• [WORK ITEM]: Output all of the material exactly; leave out no line.

• [TASK INPUTS]:

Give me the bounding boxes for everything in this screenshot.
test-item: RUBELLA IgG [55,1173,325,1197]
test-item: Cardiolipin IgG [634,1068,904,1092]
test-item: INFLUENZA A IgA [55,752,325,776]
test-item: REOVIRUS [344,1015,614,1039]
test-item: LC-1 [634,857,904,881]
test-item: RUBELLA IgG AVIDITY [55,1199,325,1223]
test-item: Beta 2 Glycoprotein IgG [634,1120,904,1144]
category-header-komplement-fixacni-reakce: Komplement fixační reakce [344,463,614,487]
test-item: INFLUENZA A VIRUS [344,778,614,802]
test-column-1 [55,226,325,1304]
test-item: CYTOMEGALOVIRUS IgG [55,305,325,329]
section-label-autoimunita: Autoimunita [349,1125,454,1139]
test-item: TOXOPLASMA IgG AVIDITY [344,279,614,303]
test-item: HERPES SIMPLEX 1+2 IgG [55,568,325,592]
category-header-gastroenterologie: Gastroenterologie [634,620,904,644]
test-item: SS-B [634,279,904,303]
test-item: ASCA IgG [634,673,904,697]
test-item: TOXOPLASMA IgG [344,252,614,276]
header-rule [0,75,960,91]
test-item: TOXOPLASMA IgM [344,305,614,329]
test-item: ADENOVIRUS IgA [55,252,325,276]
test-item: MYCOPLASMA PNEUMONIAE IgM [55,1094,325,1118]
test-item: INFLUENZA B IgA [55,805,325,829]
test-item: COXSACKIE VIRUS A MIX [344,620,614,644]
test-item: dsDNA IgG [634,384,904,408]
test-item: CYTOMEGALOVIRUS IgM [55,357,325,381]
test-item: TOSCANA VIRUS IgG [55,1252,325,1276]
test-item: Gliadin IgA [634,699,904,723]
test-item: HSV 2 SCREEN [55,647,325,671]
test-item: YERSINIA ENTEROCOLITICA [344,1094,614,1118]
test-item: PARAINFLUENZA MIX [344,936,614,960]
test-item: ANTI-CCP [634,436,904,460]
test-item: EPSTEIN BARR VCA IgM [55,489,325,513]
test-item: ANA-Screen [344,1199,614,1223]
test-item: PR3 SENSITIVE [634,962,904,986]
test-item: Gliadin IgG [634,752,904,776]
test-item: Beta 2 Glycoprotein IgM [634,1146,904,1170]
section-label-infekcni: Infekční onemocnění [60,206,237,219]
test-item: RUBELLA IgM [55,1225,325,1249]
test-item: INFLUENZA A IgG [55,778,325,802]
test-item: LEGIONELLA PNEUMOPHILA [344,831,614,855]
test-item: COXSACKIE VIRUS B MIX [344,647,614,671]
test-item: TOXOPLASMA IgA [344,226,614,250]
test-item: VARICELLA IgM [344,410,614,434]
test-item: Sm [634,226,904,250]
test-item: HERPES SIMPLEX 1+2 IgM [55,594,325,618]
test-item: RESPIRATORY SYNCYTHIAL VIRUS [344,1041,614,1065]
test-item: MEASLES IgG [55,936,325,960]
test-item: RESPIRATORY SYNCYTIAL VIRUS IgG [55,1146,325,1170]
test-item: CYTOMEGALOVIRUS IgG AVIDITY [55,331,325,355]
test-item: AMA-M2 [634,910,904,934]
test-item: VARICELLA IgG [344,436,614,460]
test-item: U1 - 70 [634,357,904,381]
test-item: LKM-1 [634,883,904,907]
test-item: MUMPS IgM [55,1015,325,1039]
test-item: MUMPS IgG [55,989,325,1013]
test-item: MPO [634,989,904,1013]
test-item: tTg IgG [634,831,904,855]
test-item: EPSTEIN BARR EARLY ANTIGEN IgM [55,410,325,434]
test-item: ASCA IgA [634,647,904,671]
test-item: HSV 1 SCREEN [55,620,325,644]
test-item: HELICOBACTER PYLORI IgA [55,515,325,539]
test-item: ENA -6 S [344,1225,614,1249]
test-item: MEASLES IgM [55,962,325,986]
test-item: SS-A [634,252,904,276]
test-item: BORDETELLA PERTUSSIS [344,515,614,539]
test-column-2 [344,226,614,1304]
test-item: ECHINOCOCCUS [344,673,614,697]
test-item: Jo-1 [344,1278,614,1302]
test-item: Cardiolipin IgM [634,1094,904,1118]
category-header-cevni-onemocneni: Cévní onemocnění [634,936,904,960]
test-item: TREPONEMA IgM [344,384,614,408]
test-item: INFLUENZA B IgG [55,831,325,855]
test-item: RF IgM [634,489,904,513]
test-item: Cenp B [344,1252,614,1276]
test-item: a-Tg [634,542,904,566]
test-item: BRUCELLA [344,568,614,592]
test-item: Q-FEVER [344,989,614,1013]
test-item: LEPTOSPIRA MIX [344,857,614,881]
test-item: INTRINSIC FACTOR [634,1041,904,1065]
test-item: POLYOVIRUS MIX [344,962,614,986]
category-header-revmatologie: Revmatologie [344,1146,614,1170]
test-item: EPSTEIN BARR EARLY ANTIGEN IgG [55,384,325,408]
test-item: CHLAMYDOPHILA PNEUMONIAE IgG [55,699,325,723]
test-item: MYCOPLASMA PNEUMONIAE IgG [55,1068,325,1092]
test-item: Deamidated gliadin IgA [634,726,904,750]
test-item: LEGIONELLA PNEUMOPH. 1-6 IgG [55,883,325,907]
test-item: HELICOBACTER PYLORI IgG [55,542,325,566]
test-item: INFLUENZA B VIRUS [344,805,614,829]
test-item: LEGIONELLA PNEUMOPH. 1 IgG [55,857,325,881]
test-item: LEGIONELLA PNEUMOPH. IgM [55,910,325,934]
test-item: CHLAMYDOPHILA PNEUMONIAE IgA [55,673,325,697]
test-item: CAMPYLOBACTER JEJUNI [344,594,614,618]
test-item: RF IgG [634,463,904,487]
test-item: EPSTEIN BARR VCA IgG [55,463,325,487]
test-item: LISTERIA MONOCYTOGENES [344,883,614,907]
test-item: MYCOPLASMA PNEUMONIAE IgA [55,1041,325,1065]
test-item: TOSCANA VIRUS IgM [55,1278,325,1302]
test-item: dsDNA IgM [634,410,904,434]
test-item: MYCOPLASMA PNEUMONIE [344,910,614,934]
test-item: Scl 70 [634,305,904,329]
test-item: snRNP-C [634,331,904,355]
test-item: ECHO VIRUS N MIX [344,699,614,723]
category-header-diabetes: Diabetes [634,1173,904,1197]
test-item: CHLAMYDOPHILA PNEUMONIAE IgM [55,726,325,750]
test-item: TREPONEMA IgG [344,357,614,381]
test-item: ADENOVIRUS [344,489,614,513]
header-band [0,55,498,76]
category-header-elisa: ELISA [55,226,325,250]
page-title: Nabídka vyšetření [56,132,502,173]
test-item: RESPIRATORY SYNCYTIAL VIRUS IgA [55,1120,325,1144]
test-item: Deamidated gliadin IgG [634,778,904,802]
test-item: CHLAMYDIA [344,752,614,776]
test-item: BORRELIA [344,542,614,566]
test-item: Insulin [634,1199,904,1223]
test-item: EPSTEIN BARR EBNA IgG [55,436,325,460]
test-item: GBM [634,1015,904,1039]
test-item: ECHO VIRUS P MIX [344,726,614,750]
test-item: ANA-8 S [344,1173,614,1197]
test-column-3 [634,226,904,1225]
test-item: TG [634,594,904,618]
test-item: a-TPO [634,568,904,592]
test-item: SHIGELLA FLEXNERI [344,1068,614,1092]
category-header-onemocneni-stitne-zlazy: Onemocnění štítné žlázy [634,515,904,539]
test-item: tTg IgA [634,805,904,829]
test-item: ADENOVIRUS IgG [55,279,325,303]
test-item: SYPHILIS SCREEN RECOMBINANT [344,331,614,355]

• [WRITTEN ANSWER]:
Give me the bounding boxes for everything in this screenshot.
test-item: RUBELLA IgG [55,1173,325,1197]
test-item: Cardiolipin IgG [634,1068,904,1092]
test-item: INFLUENZA A IgA [55,752,325,776]
test-item: REOVIRUS [344,1015,614,1039]
test-item: LC-1 [634,857,904,881]
test-item: RUBELLA IgG AVIDITY [55,1199,325,1223]
test-item: Beta 2 Glycoprotein IgG [634,1120,904,1144]
category-header-komplement-fixacni-reakce: Komplement fixační reakce [344,463,614,487]
test-item: INFLUENZA A VIRUS [344,778,614,802]
test-column-1 [55,226,325,1304]
test-item: CYTOMEGALOVIRUS IgG [55,305,325,329]
section-label-autoimunita: Autoimunita [349,1125,454,1139]
test-item: TOXOPLASMA IgG AVIDITY [344,279,614,303]
test-item: HERPES SIMPLEX 1+2 IgG [55,568,325,592]
category-header-gastroenterologie: Gastroenterologie [634,620,904,644]
test-item: SS-B [634,279,904,303]
test-item: ASCA IgG [634,673,904,697]
test-item: TOXOPLASMA IgG [344,252,614,276]
header-rule [0,75,960,91]
test-item: TOXOPLASMA IgM [344,305,614,329]
test-item: ADENOVIRUS IgA [55,252,325,276]
test-item: MYCOPLASMA PNEUMONIAE IgM [55,1094,325,1118]
test-item: INFLUENZA B IgA [55,805,325,829]
test-item: COXSACKIE VIRUS A MIX [344,620,614,644]
test-item: dsDNA IgG [634,384,904,408]
test-item: CYTOMEGALOVIRUS IgM [55,357,325,381]
test-item: TOSCANA VIRUS IgG [55,1252,325,1276]
test-item: Gliadin IgA [634,699,904,723]
test-item: HSV 2 SCREEN [55,647,325,671]
test-item: YERSINIA ENTEROCOLITICA [344,1094,614,1118]
test-item: PARAINFLUENZA MIX [344,936,614,960]
test-item: ANTI-CCP [634,436,904,460]
test-item: EPSTEIN BARR VCA IgM [55,489,325,513]
test-item: ANA-Screen [344,1199,614,1223]
test-item: PR3 SENSITIVE [634,962,904,986]
test-item: Gliadin IgG [634,752,904,776]
test-item: Beta 2 Glycoprotein IgM [634,1146,904,1170]
section-label-infekcni: Infekční onemocnění [60,206,237,219]
test-item: RUBELLA IgM [55,1225,325,1249]
test-item: INFLUENZA A IgG [55,778,325,802]
test-item: LEGIONELLA PNEUMOPHILA [344,831,614,855]
test-item: COXSACKIE VIRUS B MIX [344,647,614,671]
test-item: TOXOPLASMA IgA [344,226,614,250]
test-item: VARICELLA IgM [344,410,614,434]
test-item: Sm [634,226,904,250]
test-item: HERPES SIMPLEX 1+2 IgM [55,594,325,618]
test-item: RESPIRATORY SYNCYTHIAL VIRUS [344,1041,614,1065]
test-item: MEASLES IgG [55,936,325,960]
test-item: RESPIRATORY SYNCYTIAL VIRUS IgG [55,1146,325,1170]
test-item: CYTOMEGALOVIRUS IgG AVIDITY [55,331,325,355]
test-item: AMA-M2 [634,910,904,934]
test-item: VARICELLA IgG [344,436,614,460]
test-item: U1 - 70 [634,357,904,381]
test-item: LKM-1 [634,883,904,907]
test-item: MUMPS IgM [55,1015,325,1039]
test-item: MUMPS IgG [55,989,325,1013]
test-item: MPO [634,989,904,1013]
test-item: tTg IgG [634,831,904,855]
test-item: EPSTEIN BARR EARLY ANTIGEN IgM [55,410,325,434]
test-item: ASCA IgA [634,647,904,671]
test-item: HSV 1 SCREEN [55,620,325,644]
test-item: HELICOBACTER PYLORI IgA [55,515,325,539]
test-item: ENA -6 S [344,1225,614,1249]
test-item: MEASLES IgM [55,962,325,986]
test-item: SS-A [634,252,904,276]
test-item: BORDETELLA PERTUSSIS [344,515,614,539]
test-column-2 [344,226,614,1304]
test-item: ECHINOCOCCUS [344,673,614,697]
test-item: Jo-1 [344,1278,614,1302]
test-item: Cardiolipin IgM [634,1094,904,1118]
category-header-cevni-onemocneni: Cévní onemocnění [634,936,904,960]
test-item: TREPONEMA IgM [344,384,614,408]
test-item: INFLUENZA B IgG [55,831,325,855]
test-item: RF IgM [634,489,904,513]
test-item: Cenp B [344,1252,614,1276]
test-item: a-Tg [634,542,904,566]
test-item: BRUCELLA [344,568,614,592]
test-item: Q-FEVER [344,989,614,1013]
test-item: LEPTOSPIRA MIX [344,857,614,881]
test-item: INTRINSIC FACTOR [634,1041,904,1065]
test-item: POLYOVIRUS MIX [344,962,614,986]
category-header-revmatologie: Revmatologie [344,1146,614,1170]
test-item: EPSTEIN BARR EARLY ANTIGEN IgG [55,384,325,408]
test-item: CHLAMYDOPHILA PNEUMONIAE IgG [55,699,325,723]
test-item: MYCOPLASMA PNEUMONIAE IgG [55,1068,325,1092]
test-item: Deamidated gliadin IgA [634,726,904,750]
test-item: LEGIONELLA PNEUMOPH. 1-6 IgG [55,883,325,907]
test-item: HELICOBACTER PYLORI IgG [55,542,325,566]
test-item: INFLUENZA B VIRUS [344,805,614,829]
test-item: LEGIONELLA PNEUMOPH. 1 IgG [55,857,325,881]
test-item: LEGIONELLA PNEUMOPH. IgM [55,910,325,934]
test-item: CHLAMYDOPHILA PNEUMONIAE IgA [55,673,325,697]
test-item: CAMPYLOBACTER JEJUNI [344,594,614,618]
test-item: RF IgG [634,463,904,487]
test-item: EPSTEIN BARR VCA IgG [55,463,325,487]
test-item: LISTERIA MONOCYTOGENES [344,883,614,907]
test-item: MYCOPLASMA PNEUMONIAE IgA [55,1041,325,1065]
test-item: TOSCANA VIRUS IgM [55,1278,325,1302]
test-item: dsDNA IgM [634,410,904,434]
test-item: MYCOPLASMA PNEUMONIE [344,910,614,934]
test-item: Scl 70 [634,305,904,329]
test-item: snRNP-C [634,331,904,355]
test-item: ECHO VIRUS N MIX [344,699,614,723]
category-header-diabetes: Diabetes [634,1173,904,1197]
test-item: CHLAMYDOPHILA PNEUMONIAE IgM [55,726,325,750]
test-item: TREPONEMA IgG [344,357,614,381]
test-item: ADENOVIRUS [344,489,614,513]
header-band [0,55,498,76]
category-header-elisa: ELISA [55,226,325,250]
page-title: Nabídka vyšetření [56,132,502,173]
test-item: RESPIRATORY SYNCYTIAL VIRUS IgA [55,1120,325,1144]
test-item: Deamidated gliadin IgG [634,778,904,802]
test-item: CHLAMYDIA [344,752,614,776]
test-item: BORRELIA [344,542,614,566]
test-item: Insulin [634,1199,904,1223]
test-item: EPSTEIN BARR EBNA IgG [55,436,325,460]
test-item: GBM [634,1015,904,1039]
test-item: ECHO VIRUS P MIX [344,726,614,750]
test-item: ANA-8 S [344,1173,614,1197]
test-column-3 [634,226,904,1225]
test-item: TG [634,594,904,618]
test-item: a-TPO [634,568,904,592]
test-item: SHIGELLA FLEXNERI [344,1068,614,1092]
category-header-onemocneni-stitne-zlazy: Onemocnění štítné žlázy [634,515,904,539]
test-item: tTg IgA [634,805,904,829]
test-item: ADENOVIRUS IgG [55,279,325,303]
test-item: SYPHILIS SCREEN RECOMBINANT [344,331,614,355]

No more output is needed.